You could see it in the team's intensity level late in the game. The Raptors totally fed off the electric energy that was ricocheting off the arena walls. Perhaps the player that benefited the most from the excitement was Jarrett Jack. The steady point guard totaled a season high in points in the most passionate manner possible. From there, the entire team got in on the act, evident both on the court and on the bench.

In the last game, Bosh carried us. Tonight, it was you, us, Raptors Nation that proved to be the difference maker.

***Other Notes***

- I've criticized Triano a couple of times for his questionable coaching in the last few games. But tonight, he managed to win us over with his zone defense. He knew when to use it, and when to go back to man D at the perfect times. The strategy was vital in our 4th quarter run

- Secondly, I've also talked about taking it to the rim in crunch time. Tonight, the Raps did just exactly that. Our last 3 crucial scores came on a Jack penetration drive, Belinelli not settling for a jumper and driving to the rim, and a Bosh dunk. Go hard to the rim, and either make a basket or force the refs to use their whistle.

- Lastly, Turk's still struggling with his shot, but he was a lot more effective tonight than usual. I'm sure a bunch of you guys noticed how many times both Jack and Calderon gave the ball up so Hedo could initiate the offensive sets. All Raps fans are waiting now for is his shooting slump to end. Keep working Hedo! The look on your face after that layup was priceless.

Wednesday, January 20, 2010

Back To Back To Under .500

Words could not describe the look on Chris Bosh's face after he put up a career high 44 points only to end up losing to the Milwaukee Bucks. In all the seasons of Bosh's young career, I had never seen the Raptors' captain look so dejected. Tonight's 107-113 loss definitely proved to be a candidate for most disappointing loss up to this point in the season.

But maybe we should have seen this one coming? After all, the Raps were on the tail end of a back to back.

Before tonight's game with the Bucks, the Raps held a record of 2-5 on second games of a back to back. Here are the following games:

Dallas L 101-129
Utah L 91-104
Charlotte L 81-116
Chicago W 110-78
Milwaukee L 95-117
Orlando L 99-118
San Antonio W 91-86

In these games, the Raps are scoring an average of 95 points per game (8 below their season average), and are giving up 106 points per game (2 more points above their season average). Do the math and that's a 10 point swing.

● **Provided data**:
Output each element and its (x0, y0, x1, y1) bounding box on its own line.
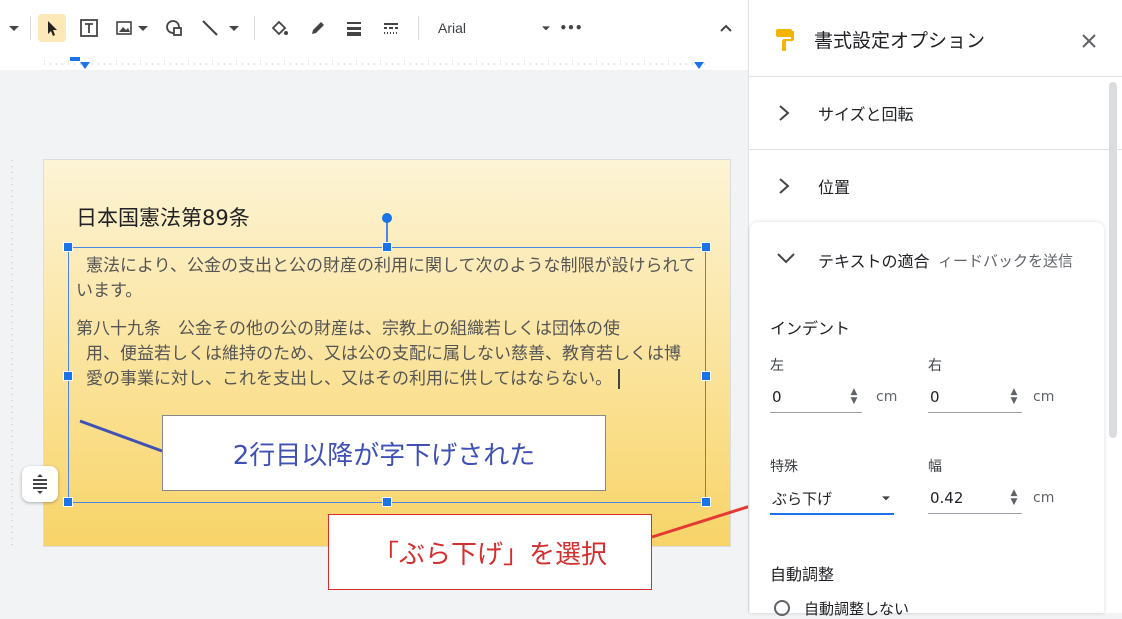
right-indent-field[interactable]: 0 ▲ ▼ (928, 382, 1022, 413)
left-indent-unit: cm (876, 389, 898, 405)
chevron-right-icon (776, 103, 796, 123)
section-label: サイズと回転 (818, 105, 914, 124)
left-indent-label: 左 (770, 358, 784, 374)
chevron-down-icon[interactable] (776, 250, 796, 270)
indent-width-unit: cm (1033, 490, 1055, 506)
text-fit-section (750, 222, 1104, 613)
special-indent-select[interactable]: ぶら下げ (770, 483, 894, 515)
stepper-icon[interactable]: ▲ ▼ (848, 388, 860, 406)
stepper-icon[interactable]: ▲ ▼ (1008, 388, 1020, 406)
panel-scrollbar[interactable] (1109, 82, 1117, 438)
close-icon[interactable] (1078, 30, 1100, 52)
section-text-fit-label[interactable]: テキストの適合 (818, 248, 930, 272)
chevron-right-icon (776, 176, 796, 196)
align-menu-button[interactable] (22, 466, 58, 502)
special-indent-label: 特殊 (770, 459, 798, 475)
feedback-tooltip[interactable]: ィードバックを送信 (938, 250, 1074, 271)
indent-width-label: 幅 (928, 459, 942, 475)
autofit-none-radio[interactable] (774, 600, 790, 616)
section-position[interactable]: 位置 (748, 150, 1122, 222)
paint-roller-icon (774, 28, 796, 56)
hanging-note-callout: 「ぶら下げ」を選択 (328, 514, 652, 590)
chevron-down-icon (882, 496, 890, 501)
right-indent-unit: cm (1033, 389, 1055, 405)
autofit-heading: 自動調整 (770, 565, 835, 584)
left-indent-field[interactable]: 0 ▲ ▼ (770, 382, 862, 413)
indent-note-callout: 2行目以降が字下げされた (162, 415, 606, 491)
indent-width-field[interactable]: 0.42 ▲ ▼ (928, 483, 1022, 514)
section-label: 位置 (818, 178, 851, 197)
indent-heading: インデント (770, 319, 851, 338)
right-indent-label: 右 (928, 358, 942, 374)
align-icon (33, 474, 47, 494)
autofit-none-label[interactable]: 自動調整しない (804, 598, 909, 619)
section-size-rotation[interactable]: サイズと回転 (748, 77, 1122, 150)
stepper-icon[interactable]: ▲ ▼ (1008, 489, 1020, 507)
panel-title: 書式設定オプション (814, 30, 986, 52)
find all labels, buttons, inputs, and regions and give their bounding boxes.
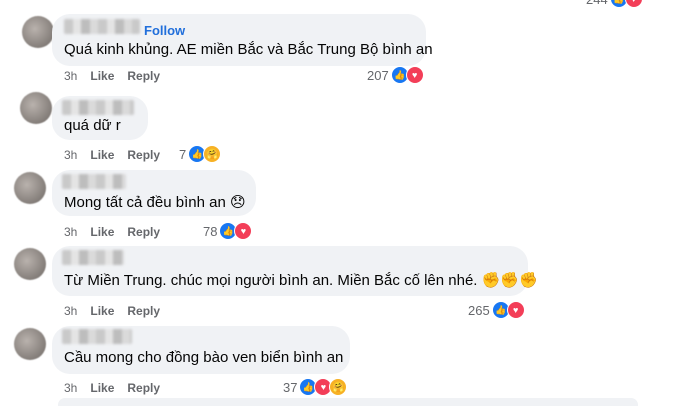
reaction-summary[interactable]: 37 👍 ♥ 🤗 [283, 378, 348, 396]
follow-link[interactable]: Follow [144, 23, 185, 38]
reaction-count: 37 [283, 379, 298, 395]
commenter-name-blurred[interactable] [64, 19, 140, 34]
care-icon: 🤗 [329, 378, 348, 396]
love-icon: ♥ [405, 66, 424, 84]
comment-text: Mong tất cả đều bình an 😞 [64, 194, 246, 211]
reaction-count: 7 [179, 146, 187, 162]
comment-time[interactable]: 3h [64, 304, 77, 318]
comment-actions: 3h Like Reply [64, 225, 173, 239]
commenter-name-blurred[interactable] [62, 174, 126, 189]
reply-button[interactable]: Reply [127, 148, 160, 162]
like-button[interactable]: Like [90, 148, 114, 162]
comment-bubble: quá dữ r [52, 96, 148, 140]
avatar[interactable] [20, 92, 52, 124]
avatar[interactable] [14, 328, 46, 360]
avatar[interactable] [14, 248, 46, 280]
comment-text: Cầu mong cho đồng bào ven biển bình an [64, 349, 344, 366]
comment-time[interactable]: 3h [64, 69, 77, 83]
comment-actions: 3h Like Reply [64, 69, 173, 83]
comments-panel: 244 👍 ♥ Follow Quá kinh khủng. AE miền B… [0, 0, 680, 406]
avatar[interactable] [22, 16, 54, 48]
care-icon: 🤗 [203, 145, 222, 163]
avatar[interactable] [14, 172, 46, 204]
comment-bubble: Cầu mong cho đồng bào ven biển bình an [52, 326, 350, 374]
comment-time[interactable]: 3h [64, 225, 77, 239]
like-button[interactable]: Like [90, 69, 114, 83]
commenter-name-blurred[interactable] [62, 250, 124, 265]
comment-bubble: Follow Quá kinh khủng. AE miền Bắc và Bắ… [52, 14, 433, 66]
reaction-count: 207 [367, 67, 389, 83]
like-button[interactable]: Like [90, 381, 114, 395]
commenter-name-blurred[interactable] [62, 329, 132, 344]
comment-bubble: Mong tất cả đều bình an 😞 [52, 170, 256, 216]
reaction-count: 265 [468, 302, 490, 318]
love-icon: ♥ [234, 222, 253, 240]
comment-actions: 3h Like Reply [64, 304, 173, 318]
reaction-count: 244 [586, 0, 608, 7]
reply-button[interactable]: Reply [127, 304, 160, 318]
commenter-name-blurred[interactable] [62, 100, 134, 115]
comment-bubble: Từ Miền Trung. chúc mọi người bình an. M… [52, 246, 538, 296]
reaction-summary[interactable]: 207 👍 ♥ [367, 66, 424, 84]
reaction-summary[interactable]: 78 👍 ♥ [203, 222, 253, 240]
comment-text: quá dữ r [64, 117, 121, 134]
reaction-summary[interactable]: 7 👍 🤗 [179, 145, 222, 163]
reaction-summary[interactable]: 265 👍 ♥ [468, 301, 525, 319]
partial-reaction-summary[interactable]: 244 👍 ♥ [586, 0, 643, 8]
comment-text: Quá kinh khủng. AE miền Bắc và Bắc Trung… [64, 41, 433, 58]
love-icon: ♥ [506, 301, 525, 319]
reaction-count: 78 [203, 223, 218, 239]
comment-actions: 3h Like Reply [64, 381, 173, 395]
like-button[interactable]: Like [90, 225, 114, 239]
reply-button[interactable]: Reply [127, 225, 160, 239]
reply-button[interactable]: Reply [127, 69, 160, 83]
next-comment-bubble-partial [58, 398, 638, 406]
comment-time[interactable]: 3h [64, 148, 77, 162]
like-button[interactable]: Like [90, 304, 114, 318]
comment-time[interactable]: 3h [64, 381, 77, 395]
love-icon: ♥ [624, 0, 643, 8]
comment-text: Từ Miền Trung. chúc mọi người bình an. M… [64, 272, 538, 289]
comment-actions: 3h Like Reply [64, 148, 173, 162]
reply-button[interactable]: Reply [127, 381, 160, 395]
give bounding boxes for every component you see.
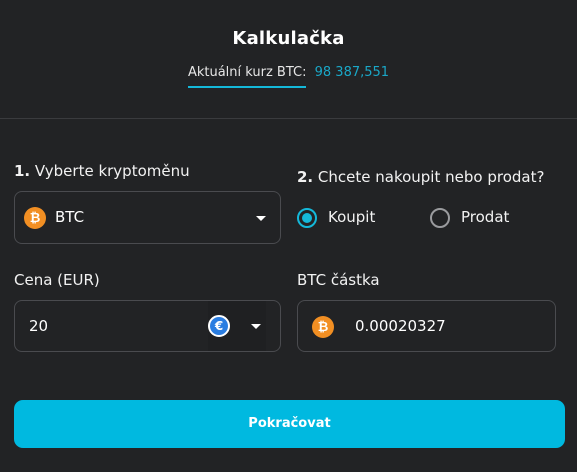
chevron-down-icon	[256, 216, 266, 221]
amount-field[interactable]: ₿ 0.00020327	[297, 300, 556, 352]
exchange-rate: Aktuální kurz BTC: 98 387,551	[0, 65, 577, 88]
buy-sell-label: 2. Chcete nakoupit nebo prodat?	[297, 168, 545, 186]
radio-sell[interactable]	[430, 208, 450, 228]
calculator-panel: Kalkulačka Aktuální kurz BTC: 98 387,551…	[0, 0, 577, 472]
crypto-select-label: 1. Vyberte kryptoměnu	[14, 162, 190, 180]
amount-label: BTC částka	[297, 271, 380, 289]
crypto-select-value: BTC	[55, 208, 85, 226]
rate-label: Aktuální kurz BTC:	[187, 65, 307, 88]
bitcoin-icon: ₿	[24, 207, 46, 229]
rate-value: 98 387,551	[314, 65, 390, 80]
radio-sell-label[interactable]: Prodat	[461, 208, 509, 226]
euro-icon: €	[208, 315, 230, 337]
divider	[0, 118, 577, 119]
price-input[interactable]: 20	[29, 317, 48, 335]
rate-underline	[187, 86, 307, 88]
currency-select[interactable]: €	[208, 301, 266, 351]
amount-input[interactable]: 0.00020327	[355, 317, 446, 335]
price-field[interactable]: 20 €	[14, 300, 281, 352]
continue-button[interactable]: Pokračovat	[14, 400, 565, 448]
bitcoin-icon: ₿	[312, 316, 334, 338]
chevron-down-icon	[251, 324, 261, 329]
price-label: Cena (EUR)	[14, 271, 100, 289]
radio-buy[interactable]	[297, 208, 317, 228]
radio-buy-label[interactable]: Koupit	[328, 208, 375, 226]
page-title: Kalkulačka	[232, 28, 345, 49]
crypto-select[interactable]: ₿ BTC	[14, 191, 281, 244]
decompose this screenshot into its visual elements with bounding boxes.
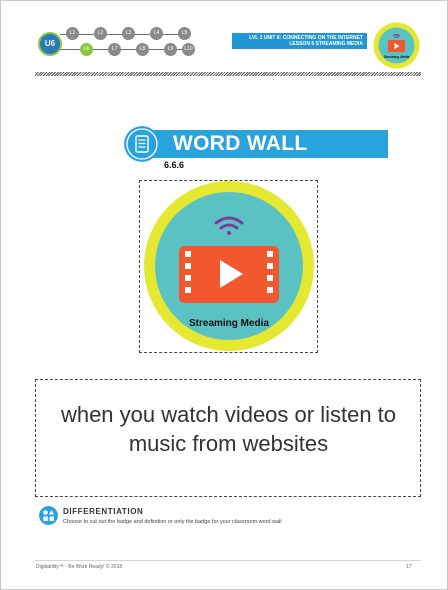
lesson-bubble: L7: [108, 43, 121, 56]
badge-label: Streaming Media: [189, 318, 269, 329]
header-divider: [35, 72, 421, 76]
lesson-code: 6.6.6: [164, 160, 185, 170]
document-list-icon: [124, 126, 160, 162]
word-wall-title: WORD WALL PRINTOUT: [151, 130, 388, 183]
lesson-bubble: L10: [182, 43, 195, 56]
lesson-header-title: LVL 1 UNIT 6: CONNECTING ON THE INTERNET…: [232, 33, 367, 49]
lesson-bubble-active: L6: [80, 43, 93, 56]
lesson-bubble: L9: [164, 43, 177, 56]
lesson-bubble: L4: [150, 27, 163, 40]
video-film-icon: [179, 246, 279, 303]
page-number: 17: [406, 564, 412, 570]
differentiation-title: DIFFERENTIATION: [63, 507, 144, 516]
worksheet-page: U6 L1 L2 L3 L4 L5 L6 L7 L8 L9 L10 LVL 1 …: [0, 0, 448, 590]
lesson-bubble: L1: [66, 27, 79, 40]
header-badge-caption: Streaming Media: [384, 55, 410, 59]
header-streaming-badge: Streaming Media: [373, 22, 420, 69]
footer-copyright: Digitability™ - Be Work Ready! © 2018: [36, 564, 123, 570]
lesson-bubble: L5: [178, 27, 191, 40]
lesson-bubble: L2: [94, 27, 107, 40]
definition-text: when you watch videos or listen to music…: [60, 402, 397, 456]
shapes-icon: [39, 506, 58, 525]
lesson-tracker: U6 L1 L2 L3 L4 L5 L6 L7 L8 L9 L10: [36, 24, 196, 64]
header-title-line2: LESSON 6 STREAMING MEDIA: [289, 41, 363, 47]
differentiation-text: Choose to cut out the badge and definiti…: [63, 519, 282, 525]
lesson-bubble: L3: [122, 27, 135, 40]
streaming-media-badge: Streaming Media: [144, 181, 314, 351]
unit-badge: U6: [38, 32, 62, 56]
lesson-bubble: L8: [136, 43, 149, 56]
footer-divider: [35, 560, 421, 561]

● **Task requirements**:
A - From the Raptors blog excerpt, extract the passage starting with "Wednesday, January 20, 2010" and going on through "in the season.".
B - Answer these questions using the Raptors blog excerpt.
(i) Who scored a career high 44 points in the loss to the Milwaukee Bucks?
(ii) What kind of defense did Triano use that won the writer over?
(iii) What was the Raptors' record on second games of a back to back before the game with the Bucks?

● **Responses to the exercise**:
A -
Wednesday, January 20, 2010

Back To Back To Under .500

Words could not describe the look on Chris Bosh's face after he put up a career high 44 points only to end up losing to the Milwaukee Bucks. In all the seasons of Bosh's young career, I had never seen the Raptors' captain look so dejected. Tonight's 107-113 loss definitely proved to be a candidate for most disappointing loss up to this point in the season.

B -
(i) Chris Bosh
(ii) Zone defense
(iii) 2-5